─── RECORDS FOR THE TASK ───
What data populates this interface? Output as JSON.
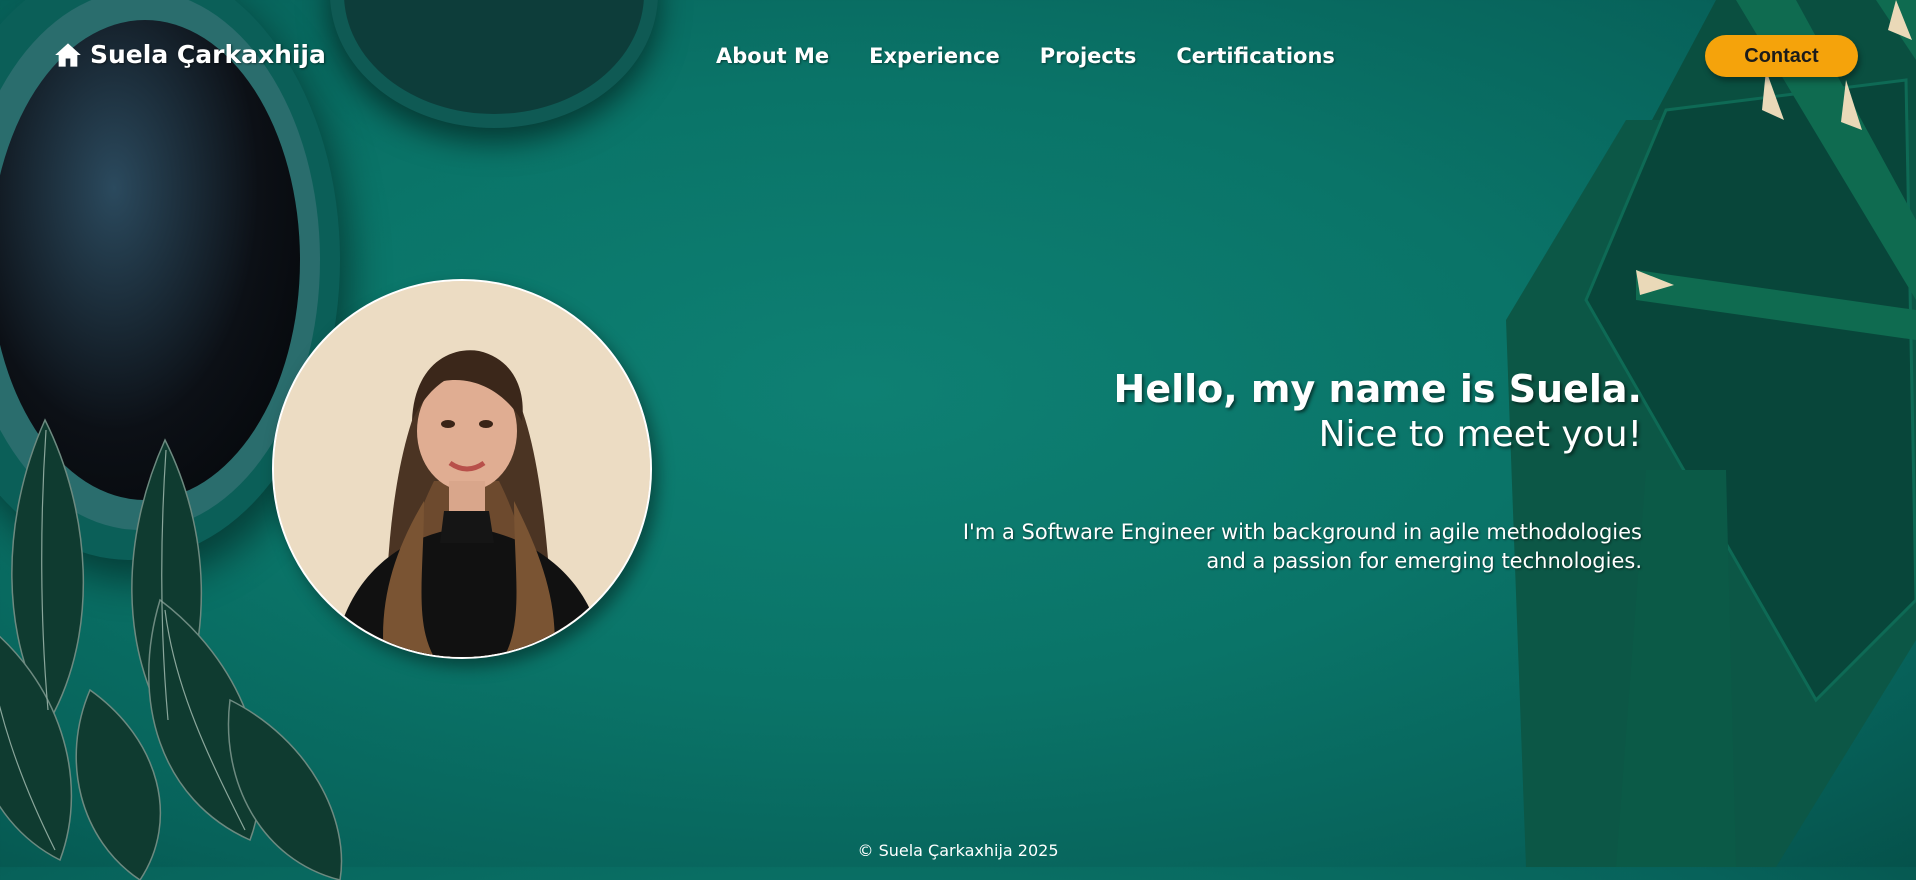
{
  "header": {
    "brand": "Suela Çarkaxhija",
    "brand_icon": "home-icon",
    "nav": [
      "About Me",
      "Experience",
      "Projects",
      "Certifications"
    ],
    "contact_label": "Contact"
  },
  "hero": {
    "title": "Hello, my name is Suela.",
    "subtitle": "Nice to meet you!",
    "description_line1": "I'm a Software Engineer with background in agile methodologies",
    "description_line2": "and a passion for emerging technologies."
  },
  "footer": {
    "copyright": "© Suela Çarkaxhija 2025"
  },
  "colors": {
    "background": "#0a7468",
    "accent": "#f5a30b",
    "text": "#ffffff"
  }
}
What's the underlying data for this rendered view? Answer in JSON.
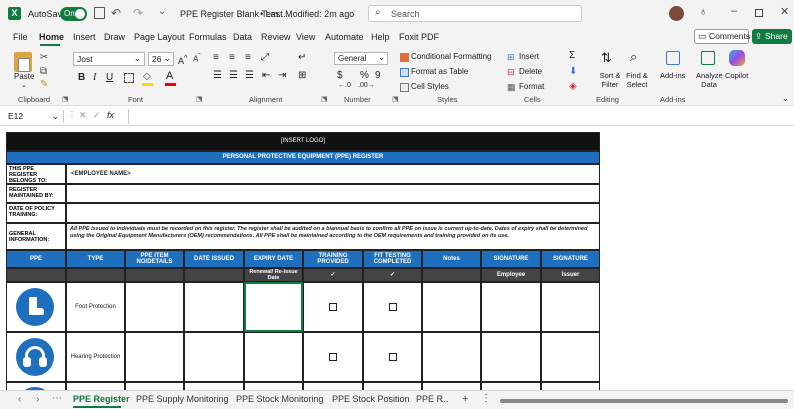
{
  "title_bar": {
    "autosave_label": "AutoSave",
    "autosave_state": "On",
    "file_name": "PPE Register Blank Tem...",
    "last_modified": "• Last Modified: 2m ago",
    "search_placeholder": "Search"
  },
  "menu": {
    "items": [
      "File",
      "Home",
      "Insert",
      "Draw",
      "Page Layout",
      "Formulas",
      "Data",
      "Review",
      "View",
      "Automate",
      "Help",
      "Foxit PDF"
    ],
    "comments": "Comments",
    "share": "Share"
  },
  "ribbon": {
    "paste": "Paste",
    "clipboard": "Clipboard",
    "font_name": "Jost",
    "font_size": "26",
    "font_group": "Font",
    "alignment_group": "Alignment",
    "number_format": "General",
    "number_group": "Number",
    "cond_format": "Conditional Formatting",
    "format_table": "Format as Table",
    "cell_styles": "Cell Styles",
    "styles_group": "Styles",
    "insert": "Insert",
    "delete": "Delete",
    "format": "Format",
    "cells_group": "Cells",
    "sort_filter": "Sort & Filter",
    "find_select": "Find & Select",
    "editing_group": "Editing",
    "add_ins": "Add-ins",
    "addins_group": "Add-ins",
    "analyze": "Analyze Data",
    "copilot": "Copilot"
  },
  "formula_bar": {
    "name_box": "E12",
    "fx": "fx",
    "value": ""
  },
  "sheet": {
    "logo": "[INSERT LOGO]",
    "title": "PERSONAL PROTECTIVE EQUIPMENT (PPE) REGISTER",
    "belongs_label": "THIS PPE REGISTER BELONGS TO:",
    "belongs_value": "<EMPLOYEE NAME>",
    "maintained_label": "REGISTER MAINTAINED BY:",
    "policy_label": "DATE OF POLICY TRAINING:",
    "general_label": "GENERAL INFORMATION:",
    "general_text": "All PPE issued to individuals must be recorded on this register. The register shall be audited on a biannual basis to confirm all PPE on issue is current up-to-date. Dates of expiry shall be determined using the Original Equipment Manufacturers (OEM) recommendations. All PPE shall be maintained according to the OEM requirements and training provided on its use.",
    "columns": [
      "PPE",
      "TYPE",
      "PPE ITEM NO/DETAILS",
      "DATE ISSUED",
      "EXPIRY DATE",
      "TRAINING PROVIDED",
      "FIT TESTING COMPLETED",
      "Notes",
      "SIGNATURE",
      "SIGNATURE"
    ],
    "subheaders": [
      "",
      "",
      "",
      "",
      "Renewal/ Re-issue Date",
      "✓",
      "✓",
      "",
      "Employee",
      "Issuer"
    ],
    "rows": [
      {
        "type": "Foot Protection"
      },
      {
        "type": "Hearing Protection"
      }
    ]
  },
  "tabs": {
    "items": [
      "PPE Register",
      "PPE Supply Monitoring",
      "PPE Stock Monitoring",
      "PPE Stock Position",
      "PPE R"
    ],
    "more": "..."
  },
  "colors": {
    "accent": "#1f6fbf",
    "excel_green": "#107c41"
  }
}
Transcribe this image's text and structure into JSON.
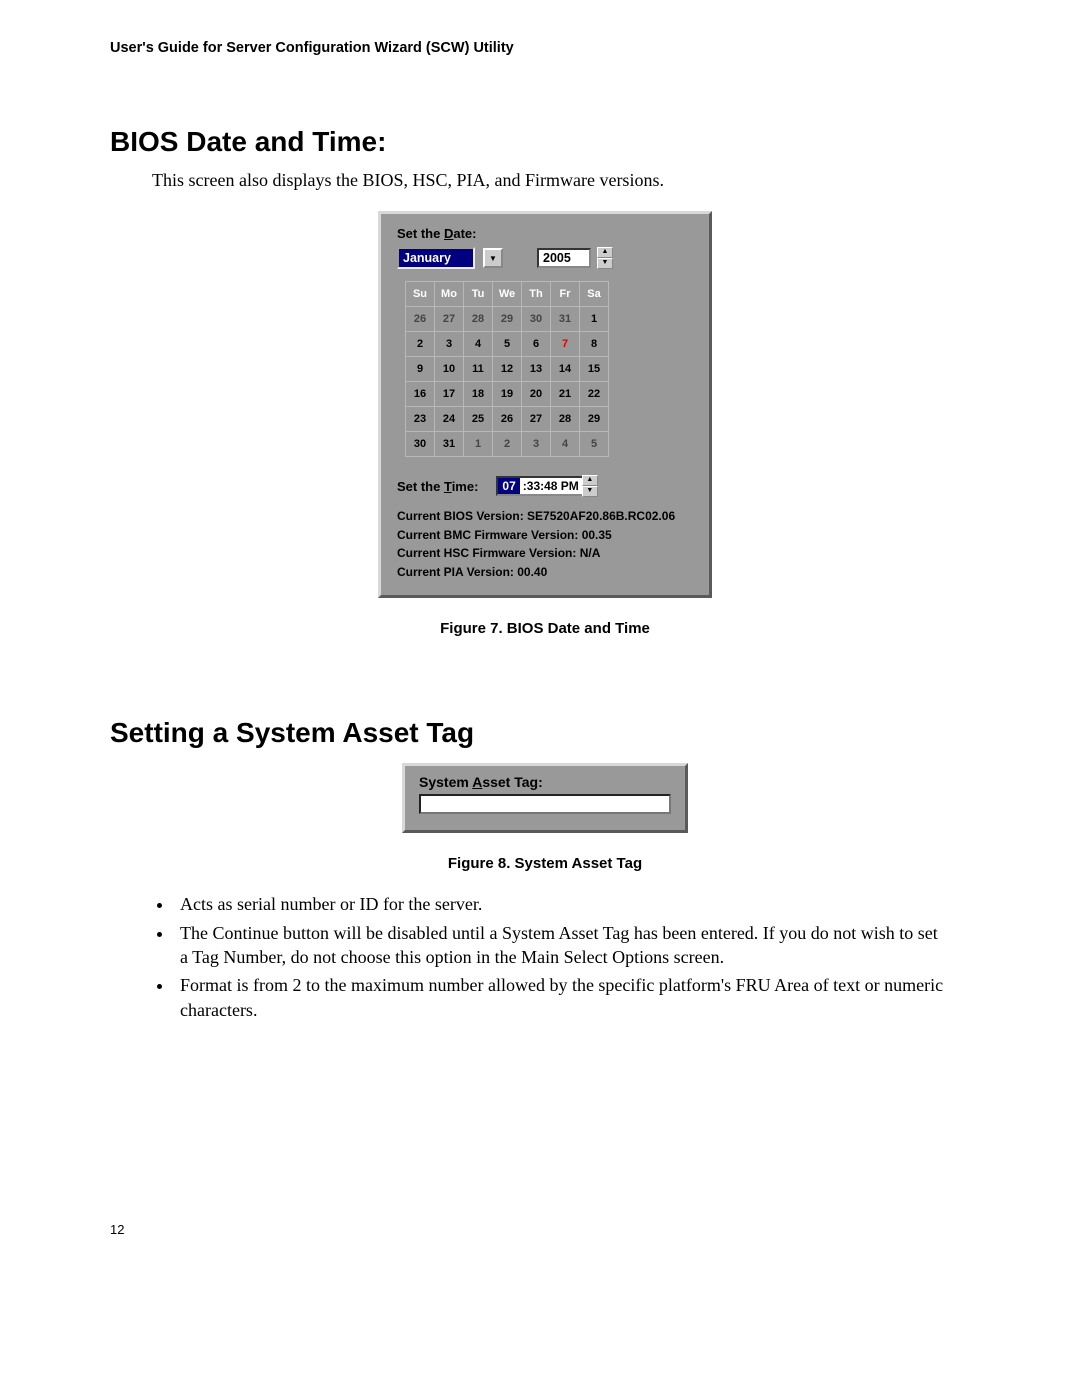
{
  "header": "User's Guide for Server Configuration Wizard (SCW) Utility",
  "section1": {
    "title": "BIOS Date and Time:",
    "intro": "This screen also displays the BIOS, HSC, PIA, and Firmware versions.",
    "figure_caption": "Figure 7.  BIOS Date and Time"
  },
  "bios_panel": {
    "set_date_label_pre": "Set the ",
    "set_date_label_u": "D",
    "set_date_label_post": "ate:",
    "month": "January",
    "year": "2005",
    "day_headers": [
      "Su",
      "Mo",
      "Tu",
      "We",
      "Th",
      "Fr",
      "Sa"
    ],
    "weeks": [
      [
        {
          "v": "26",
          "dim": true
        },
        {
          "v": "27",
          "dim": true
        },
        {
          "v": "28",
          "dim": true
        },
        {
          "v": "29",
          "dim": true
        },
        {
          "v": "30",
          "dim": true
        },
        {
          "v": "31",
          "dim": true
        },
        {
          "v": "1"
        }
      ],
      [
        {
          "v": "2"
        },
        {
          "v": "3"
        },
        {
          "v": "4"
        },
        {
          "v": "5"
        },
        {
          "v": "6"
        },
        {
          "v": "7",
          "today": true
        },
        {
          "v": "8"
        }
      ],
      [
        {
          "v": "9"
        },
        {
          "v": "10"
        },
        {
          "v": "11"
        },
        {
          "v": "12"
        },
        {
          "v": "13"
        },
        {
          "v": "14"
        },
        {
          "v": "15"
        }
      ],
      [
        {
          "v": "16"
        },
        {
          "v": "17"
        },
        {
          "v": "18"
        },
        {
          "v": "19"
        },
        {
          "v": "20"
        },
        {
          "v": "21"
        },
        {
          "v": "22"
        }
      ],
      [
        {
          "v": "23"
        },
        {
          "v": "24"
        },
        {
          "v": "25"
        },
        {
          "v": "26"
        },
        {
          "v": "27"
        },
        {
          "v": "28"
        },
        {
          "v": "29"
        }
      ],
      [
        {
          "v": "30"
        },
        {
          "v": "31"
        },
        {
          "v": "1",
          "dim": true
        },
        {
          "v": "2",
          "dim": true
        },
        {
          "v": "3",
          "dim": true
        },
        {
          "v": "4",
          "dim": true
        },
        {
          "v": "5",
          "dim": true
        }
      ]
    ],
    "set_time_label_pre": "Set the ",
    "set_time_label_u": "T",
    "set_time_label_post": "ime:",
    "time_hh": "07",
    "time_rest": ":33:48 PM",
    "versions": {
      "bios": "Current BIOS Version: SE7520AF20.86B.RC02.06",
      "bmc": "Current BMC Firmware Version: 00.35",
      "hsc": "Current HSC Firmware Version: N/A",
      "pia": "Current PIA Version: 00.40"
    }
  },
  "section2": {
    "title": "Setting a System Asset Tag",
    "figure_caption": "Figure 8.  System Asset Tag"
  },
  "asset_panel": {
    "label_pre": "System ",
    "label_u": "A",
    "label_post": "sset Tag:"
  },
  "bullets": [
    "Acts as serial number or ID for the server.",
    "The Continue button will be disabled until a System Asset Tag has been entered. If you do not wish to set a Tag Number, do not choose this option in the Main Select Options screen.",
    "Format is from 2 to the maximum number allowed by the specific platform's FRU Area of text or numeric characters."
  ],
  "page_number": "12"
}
───
EXERCISE: From the listing above, pick out every line containing "Select".

SOLUTION TO THIS EXERCISE:
    "find_select": "Find & Select",
    "The Continue button will be disabled until a System Asset Tag has been entered. If you do not wish to set a Tag Number, do not choose this option in the Main Select Options screen.",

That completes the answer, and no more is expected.